A Cabine de Segurança Biológica
e a Estufa de Cultura
Em extremos opostos da proteção e da propagação da vida, a cabine de segurança biológica e a estufa de cultura formam um ecossistema de controle absoluto. A cabine, frequentemente chamada de fluxo laminar embora o termo tecnicamente se refira ao princípio de movimentação do ar, não é um equipamento de proteção da amostra, mas sim do operador e do ambiente. Ela cria uma barreira de ar estéril através de filtros HEPA (High Efficiency Particulate Air) que capturam 99,97% das partículas de 0,3 micrômetros. O ar é insuflado de forma unidirecional, impedindo que aerossóis contaminados com patógenos como o Mycobacterium tuberculosis escapem da área de trabalho e atinjam as vias respiratórias do biomédico.
Em contraste, a estufa de cultura, ou incubadora de CO2, tem a missão de mimetizar o interior do corpo humano para que microrganismos ou células eucarióticas prosperem. Seu interior, aquecido a 37°C e saturado com 5% de dióxido de carbono, mantém o pH fisiológico do meio de cultura através do equilíbrio do tampão bicarbonato. As estantes de cobre ou aço inoxidável abrigam garrafas e placas de Petri onde colônias de Staphylococcus se expandem para testes de sensibilidade a antibióticos. Enquanto a cabine de segurança expele o perigo para proteger o homem, a estufa cultiva o microrganismo para que ele seja estudado. Juntas, elas representam a dualidade do laboratório clínico: um espaço onde se nega a vida microbiana no ar para desvendá-la com segurança no interior controlado de uma câmara aquecida.

- - - -

_SUAS INSTRUÇÕES_: Reescreva como lista mais breve o parágrafo do texto acima que começa com "Em contraste, a estufa de cultura", conservando seus fatos principais. As linhas que vêm a seguir não têm nenhum papel neste exercício.

Registros de dados
- - - -

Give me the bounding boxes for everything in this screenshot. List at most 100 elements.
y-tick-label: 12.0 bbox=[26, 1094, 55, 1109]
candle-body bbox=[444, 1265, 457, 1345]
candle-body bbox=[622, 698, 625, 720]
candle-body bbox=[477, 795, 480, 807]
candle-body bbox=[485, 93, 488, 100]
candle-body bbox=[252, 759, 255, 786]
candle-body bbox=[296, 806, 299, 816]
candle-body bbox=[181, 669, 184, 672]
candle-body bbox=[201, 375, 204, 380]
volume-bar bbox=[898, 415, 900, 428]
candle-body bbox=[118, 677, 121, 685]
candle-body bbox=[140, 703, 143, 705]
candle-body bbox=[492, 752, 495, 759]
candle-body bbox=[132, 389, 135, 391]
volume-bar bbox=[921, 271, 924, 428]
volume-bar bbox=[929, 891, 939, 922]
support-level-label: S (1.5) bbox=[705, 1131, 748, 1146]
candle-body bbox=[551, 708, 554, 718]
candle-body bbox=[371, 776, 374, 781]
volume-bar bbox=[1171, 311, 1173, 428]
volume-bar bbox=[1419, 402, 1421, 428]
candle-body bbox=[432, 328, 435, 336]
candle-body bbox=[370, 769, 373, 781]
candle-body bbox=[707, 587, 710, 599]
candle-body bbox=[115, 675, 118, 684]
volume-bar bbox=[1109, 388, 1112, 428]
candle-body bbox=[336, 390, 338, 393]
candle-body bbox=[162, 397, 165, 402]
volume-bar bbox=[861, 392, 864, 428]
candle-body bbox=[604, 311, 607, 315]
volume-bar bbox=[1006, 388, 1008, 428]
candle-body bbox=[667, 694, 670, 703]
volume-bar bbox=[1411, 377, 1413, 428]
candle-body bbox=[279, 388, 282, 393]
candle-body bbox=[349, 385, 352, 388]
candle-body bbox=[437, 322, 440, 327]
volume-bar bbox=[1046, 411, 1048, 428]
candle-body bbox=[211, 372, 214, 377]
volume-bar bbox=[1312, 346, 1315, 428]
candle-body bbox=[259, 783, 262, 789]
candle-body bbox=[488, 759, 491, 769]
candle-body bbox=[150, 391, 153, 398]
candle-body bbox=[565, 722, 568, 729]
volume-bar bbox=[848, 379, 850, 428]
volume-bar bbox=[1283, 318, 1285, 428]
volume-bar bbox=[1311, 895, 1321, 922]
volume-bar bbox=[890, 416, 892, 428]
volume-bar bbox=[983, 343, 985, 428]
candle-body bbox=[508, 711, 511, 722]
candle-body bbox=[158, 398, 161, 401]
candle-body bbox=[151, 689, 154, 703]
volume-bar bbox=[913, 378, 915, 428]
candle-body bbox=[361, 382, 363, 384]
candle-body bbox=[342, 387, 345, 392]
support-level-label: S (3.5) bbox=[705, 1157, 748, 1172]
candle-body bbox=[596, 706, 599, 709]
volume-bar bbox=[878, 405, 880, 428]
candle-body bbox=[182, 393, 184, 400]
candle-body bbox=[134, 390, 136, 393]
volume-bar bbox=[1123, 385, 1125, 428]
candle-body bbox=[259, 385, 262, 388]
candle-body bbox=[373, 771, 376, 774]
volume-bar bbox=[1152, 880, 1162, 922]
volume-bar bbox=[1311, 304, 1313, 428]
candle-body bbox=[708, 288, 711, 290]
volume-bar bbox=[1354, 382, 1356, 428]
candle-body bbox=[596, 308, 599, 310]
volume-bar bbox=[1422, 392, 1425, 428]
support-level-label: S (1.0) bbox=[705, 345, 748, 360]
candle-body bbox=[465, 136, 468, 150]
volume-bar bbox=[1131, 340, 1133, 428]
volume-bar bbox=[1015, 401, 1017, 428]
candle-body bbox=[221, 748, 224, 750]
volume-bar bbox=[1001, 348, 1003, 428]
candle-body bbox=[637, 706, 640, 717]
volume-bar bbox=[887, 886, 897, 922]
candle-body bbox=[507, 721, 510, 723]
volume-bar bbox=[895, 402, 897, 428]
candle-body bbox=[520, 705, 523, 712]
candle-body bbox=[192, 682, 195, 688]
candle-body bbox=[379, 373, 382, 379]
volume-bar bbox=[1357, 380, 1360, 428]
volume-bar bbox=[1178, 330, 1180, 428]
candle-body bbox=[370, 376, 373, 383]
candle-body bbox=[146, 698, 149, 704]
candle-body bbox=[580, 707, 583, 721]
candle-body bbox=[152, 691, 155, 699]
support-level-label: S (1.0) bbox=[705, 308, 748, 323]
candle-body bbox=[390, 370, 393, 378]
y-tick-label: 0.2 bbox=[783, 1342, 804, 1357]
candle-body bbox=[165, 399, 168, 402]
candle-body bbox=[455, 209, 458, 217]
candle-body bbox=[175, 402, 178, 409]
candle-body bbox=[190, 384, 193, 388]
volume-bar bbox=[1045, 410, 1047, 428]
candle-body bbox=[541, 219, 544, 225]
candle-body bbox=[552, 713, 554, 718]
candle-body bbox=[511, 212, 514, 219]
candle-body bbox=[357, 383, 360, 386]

- - - -

_RESULTADO DO EXERCÍCIO_:
- A estufa de cultura, ou incubadora de CO2, mimetiza o interior do corpo humano para que microrganismos ou células eucarióticas prosperem.
- Seu interior fica a 37°C e saturado com 5% de dióxido de carbono, o que mantém o pH fisiológico do meio de cultura pelo equilíbrio do tampão bicarbonato.
- Estantes de cobre ou aço inoxidável abrigam garrafas e placas de Petri, onde colônias de Staphylococcus crescem para testes de sensibilidade a antibióticos.
- A cabine de segurança expele o perigo para proteger o homem, enquanto a estufa cultiva o microrganismo para que seja estudado.
- Juntas, representam a dualidade do laboratório clínico: nega-se a vida microbiana no ar para desvendá-la com segurança no interior controlado de uma câmara aquecida.